Aim » Write the listing out again, all of it, word for word.

## START

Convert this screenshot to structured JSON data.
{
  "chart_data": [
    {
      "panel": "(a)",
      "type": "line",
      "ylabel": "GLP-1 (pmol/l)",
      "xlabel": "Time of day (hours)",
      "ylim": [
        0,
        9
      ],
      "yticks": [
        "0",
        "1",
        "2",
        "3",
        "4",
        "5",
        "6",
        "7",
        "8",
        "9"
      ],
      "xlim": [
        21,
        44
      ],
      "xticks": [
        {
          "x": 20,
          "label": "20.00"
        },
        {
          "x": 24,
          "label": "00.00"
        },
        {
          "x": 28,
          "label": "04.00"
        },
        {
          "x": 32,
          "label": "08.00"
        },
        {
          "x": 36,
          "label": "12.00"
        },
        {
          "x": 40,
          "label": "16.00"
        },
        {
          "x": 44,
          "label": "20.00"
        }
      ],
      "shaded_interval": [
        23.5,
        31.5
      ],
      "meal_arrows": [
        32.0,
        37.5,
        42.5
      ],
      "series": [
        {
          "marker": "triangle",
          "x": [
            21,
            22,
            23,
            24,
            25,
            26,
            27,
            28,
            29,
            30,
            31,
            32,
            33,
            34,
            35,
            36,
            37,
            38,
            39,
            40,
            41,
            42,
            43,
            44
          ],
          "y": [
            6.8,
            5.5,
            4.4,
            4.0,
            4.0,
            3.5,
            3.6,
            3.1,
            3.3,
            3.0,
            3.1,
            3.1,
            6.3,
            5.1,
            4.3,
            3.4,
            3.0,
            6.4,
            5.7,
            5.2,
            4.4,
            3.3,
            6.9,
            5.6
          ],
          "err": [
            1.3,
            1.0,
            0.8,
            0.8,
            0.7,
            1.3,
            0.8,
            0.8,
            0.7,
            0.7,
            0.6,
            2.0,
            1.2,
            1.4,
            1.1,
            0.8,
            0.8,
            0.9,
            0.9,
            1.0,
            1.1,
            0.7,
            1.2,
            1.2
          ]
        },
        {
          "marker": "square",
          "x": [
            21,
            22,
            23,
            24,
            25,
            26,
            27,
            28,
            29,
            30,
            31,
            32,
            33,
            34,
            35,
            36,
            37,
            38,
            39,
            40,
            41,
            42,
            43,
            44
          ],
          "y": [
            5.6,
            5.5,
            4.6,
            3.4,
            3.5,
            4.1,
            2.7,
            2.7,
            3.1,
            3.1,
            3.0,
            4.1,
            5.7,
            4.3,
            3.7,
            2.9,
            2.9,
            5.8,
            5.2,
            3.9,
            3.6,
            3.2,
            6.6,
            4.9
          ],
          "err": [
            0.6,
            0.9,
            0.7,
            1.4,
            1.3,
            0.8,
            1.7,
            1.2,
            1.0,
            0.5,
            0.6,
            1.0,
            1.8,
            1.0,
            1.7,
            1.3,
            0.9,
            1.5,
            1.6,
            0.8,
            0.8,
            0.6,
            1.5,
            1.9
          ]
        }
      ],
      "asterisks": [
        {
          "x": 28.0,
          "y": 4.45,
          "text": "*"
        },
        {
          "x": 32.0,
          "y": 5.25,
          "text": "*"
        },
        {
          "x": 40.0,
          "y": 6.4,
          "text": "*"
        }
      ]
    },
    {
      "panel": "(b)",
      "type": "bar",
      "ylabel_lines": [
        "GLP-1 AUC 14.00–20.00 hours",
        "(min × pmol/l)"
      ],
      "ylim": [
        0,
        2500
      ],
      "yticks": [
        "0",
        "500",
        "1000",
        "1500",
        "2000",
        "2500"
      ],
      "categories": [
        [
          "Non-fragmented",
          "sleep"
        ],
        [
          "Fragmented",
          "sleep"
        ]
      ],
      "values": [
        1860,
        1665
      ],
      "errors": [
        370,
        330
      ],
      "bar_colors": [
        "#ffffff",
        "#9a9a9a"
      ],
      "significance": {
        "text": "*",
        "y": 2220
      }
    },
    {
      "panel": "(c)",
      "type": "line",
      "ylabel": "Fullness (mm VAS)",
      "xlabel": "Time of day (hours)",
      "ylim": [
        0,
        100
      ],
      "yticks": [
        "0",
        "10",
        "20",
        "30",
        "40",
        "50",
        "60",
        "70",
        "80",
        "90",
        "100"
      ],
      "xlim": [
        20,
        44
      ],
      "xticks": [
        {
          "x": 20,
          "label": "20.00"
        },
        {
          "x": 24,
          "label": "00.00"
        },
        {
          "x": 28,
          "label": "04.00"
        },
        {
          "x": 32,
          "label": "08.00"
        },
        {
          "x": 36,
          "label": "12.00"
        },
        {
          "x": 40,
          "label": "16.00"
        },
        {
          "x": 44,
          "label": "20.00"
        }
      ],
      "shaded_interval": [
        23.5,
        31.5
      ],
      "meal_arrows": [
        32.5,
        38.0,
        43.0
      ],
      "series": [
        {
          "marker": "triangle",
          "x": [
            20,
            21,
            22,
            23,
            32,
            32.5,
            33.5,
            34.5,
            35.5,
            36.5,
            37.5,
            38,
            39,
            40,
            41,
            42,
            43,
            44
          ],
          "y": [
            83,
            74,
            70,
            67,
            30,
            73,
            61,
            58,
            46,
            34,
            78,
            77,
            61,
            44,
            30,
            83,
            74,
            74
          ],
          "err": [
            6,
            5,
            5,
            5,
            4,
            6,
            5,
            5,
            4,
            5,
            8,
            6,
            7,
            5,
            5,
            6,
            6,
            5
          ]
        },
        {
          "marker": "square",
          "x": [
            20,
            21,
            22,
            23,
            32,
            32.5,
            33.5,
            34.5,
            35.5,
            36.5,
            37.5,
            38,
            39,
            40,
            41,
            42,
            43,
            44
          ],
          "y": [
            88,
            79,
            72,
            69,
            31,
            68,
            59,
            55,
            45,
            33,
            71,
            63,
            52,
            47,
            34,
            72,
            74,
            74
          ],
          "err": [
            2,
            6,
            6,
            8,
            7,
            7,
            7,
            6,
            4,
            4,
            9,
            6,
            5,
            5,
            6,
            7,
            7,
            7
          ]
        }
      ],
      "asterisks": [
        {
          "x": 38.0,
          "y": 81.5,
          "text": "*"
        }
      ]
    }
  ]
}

## END

Reply »
Convert this screenshot to structured JSON data.
{
  "chart_data": [
    {
      "panel": "(a)",
      "type": "line",
      "ylabel": "GLP-1 (pmol/l)",
      "xlabel": "Time of day (hours)",
      "ylim": [
        0,
        9
      ],
      "yticks": [
        "0",
        "1",
        "2",
        "3",
        "4",
        "5",
        "6",
        "7",
        "8",
        "9"
      ],
      "xlim": [
        21,
        44
      ],
      "xticks": [
        {
          "x": 20,
          "label": "20.00"
        },
        {
          "x": 24,
          "label": "00.00"
        },
        {
          "x": 28,
          "label": "04.00"
        },
        {
          "x": 32,
          "label": "08.00"
        },
        {
          "x": 36,
          "label": "12.00"
        },
        {
          "x": 40,
          "label": "16.00"
        },
        {
          "x": 44,
          "label": "20.00"
        }
      ],
      "shaded_interval": [
        23.5,
        31.5
      ],
      "meal_arrows": [
        32.0,
        37.5,
        42.5
      ],
      "series": [
        {
          "marker": "triangle",
          "x": [
            21,
            22,
            23,
            24,
            25,
            26,
            27,
            28,
            29,
            30,
            31,
            32,
            33,
            34,
            35,
            36,
            37,
            38,
            39,
            40,
            41,
            42,
            43,
            44
          ],
          "y": [
            6.8,
            5.5,
            4.4,
            4.0,
            4.0,
            3.5,
            3.6,
            3.1,
            3.3,
            3.0,
            3.1,
            3.1,
            6.3,
            5.1,
            4.3,
            3.4,
            3.0,
            6.4,
            5.7,
            5.2,
            4.4,
            3.3,
            6.9,
            5.6
          ],
          "err": [
            1.3,
            1.0,
            0.8,
            0.8,
            0.7,
            1.3,
            0.8,
            0.8,
            0.7,
            0.7,
            0.6,
            2.0,
            1.2,
            1.4,
            1.1,
            0.8,
            0.8,
            0.9,
            0.9,
            1.0,
            1.1,
            0.7,
            1.2,
            1.2
          ]
        },
        {
          "marker": "square",
          "x": [
            21,
            22,
            23,
            24,
            25,
            26,
            27,
            28,
            29,
            30,
            31,
            32,
            33,
            34,
            35,
            36,
            37,
            38,
            39,
            40,
            41,
            42,
            43,
            44
          ],
          "y": [
            5.6,
            5.5,
            4.6,
            3.4,
            3.5,
            4.1,
            2.7,
            2.7,
            3.1,
            3.1,
            3.0,
            4.1,
            5.7,
            4.3,
            3.7,
            2.9,
            2.9,
            5.8,
            5.2,
            3.9,
            3.6,
            3.2,
            6.6,
            4.9
          ],
          "err": [
            0.6,
            0.9,
            0.7,
            1.4,
            1.3,
            0.8,
            1.7,
            1.2,
            1.0,
            0.5,
            0.6,
            1.0,
            1.8,
            1.0,
            1.7,
            1.3,
            0.9,
            1.5,
            1.6,
            0.8,
            0.8,
            0.6,
            1.5,
            1.9
          ]
        }
      ],
      "asterisks": [
        {
          "x": 28.0,
          "y": 4.45,
          "text": "*"
        },
        {
          "x": 32.0,
          "y": 5.25,
          "text": "*"
        },
        {
          "x": 40.0,
          "y": 6.4,
          "text": "*"
        }
      ]
    },
    {
      "panel": "(b)",
      "type": "bar",
      "ylabel_lines": [
        "GLP-1 AUC 14.00–20.00 hours",
        "(min × pmol/l)"
      ],
      "ylim": [
        0,
        2500
      ],
      "yticks": [
        "0",
        "500",
        "1000",
        "1500",
        "2000",
        "2500"
      ],
      "categories": [
        [
          "Non-fragmented",
          "sleep"
        ],
        [
          "Fragmented",
          "sleep"
        ]
      ],
      "values": [
        1860,
        1665
      ],
      "errors": [
        370,
        330
      ],
      "bar_colors": [
        "#ffffff",
        "#9a9a9a"
      ],
      "significance": {
        "text": "*",
        "y": 2220
      }
    },
    {
      "panel": "(c)",
      "type": "line",
      "ylabel": "Fullness (mm VAS)",
      "xlabel": "Time of day (hours)",
      "ylim": [
        0,
        100
      ],
      "yticks": [
        "0",
        "10",
        "20",
        "30",
        "40",
        "50",
        "60",
        "70",
        "80",
        "90",
        "100"
      ],
      "xlim": [
        20,
        44
      ],
      "xticks": [
        {
          "x": 20,
          "label": "20.00"
        },
        {
          "x": 24,
          "label": "00.00"
        },
        {
          "x": 28,
          "label": "04.00"
        },
        {
          "x": 32,
          "label": "08.00"
        },
        {
          "x": 36,
          "label": "12.00"
        },
        {
          "x": 40,
          "label": "16.00"
        },
        {
          "x": 44,
          "label": "20.00"
        }
      ],
      "shaded_interval": [
        23.5,
        31.5
      ],
      "meal_arrows": [
        32.5,
        38.0,
        43.0
      ],
      "series": [
        {
          "marker": "triangle",
          "x": [
            20,
            21,
            22,
            23,
            32,
            32.5,
            33.5,
            34.5,
            35.5,
            36.5,
            37.5,
            38,
            39,
            40,
            41,
            42,
            43,
            44
          ],
          "y": [
            83,
            74,
            70,
            67,
            30,
            73,
            61,
            58,
            46,
            34,
            78,
            77,
            61,
            44,
            30,
            83,
            74,
            74
          ],
          "err": [
            6,
            5,
            5,
            5,
            4,
            6,
            5,
            5,
            4,
            5,
            8,
            6,
            7,
            5,
            5,
            6,
            6,
            5
          ]
        },
        {
          "marker": "square",
          "x": [
            20,
            21,
            22,
            23,
            32,
            32.5,
            33.5,
            34.5,
            35.5,
            36.5,
            37.5,
            38,
            39,
            40,
            41,
            42,
            43,
            44
          ],
          "y": [
            88,
            79,
            72,
            69,
            31,
            68,
            59,
            55,
            45,
            33,
            71,
            63,
            52,
            47,
            34,
            72,
            74,
            74
          ],
          "err": [
            2,
            6,
            6,
            8,
            7,
            7,
            7,
            6,
            4,
            4,
            9,
            6,
            5,
            5,
            6,
            7,
            7,
            7
          ]
        }
      ],
      "asterisks": [
        {
          "x": 38.0,
          "y": 81.5,
          "text": "*"
        }
      ]
    }
  ]
}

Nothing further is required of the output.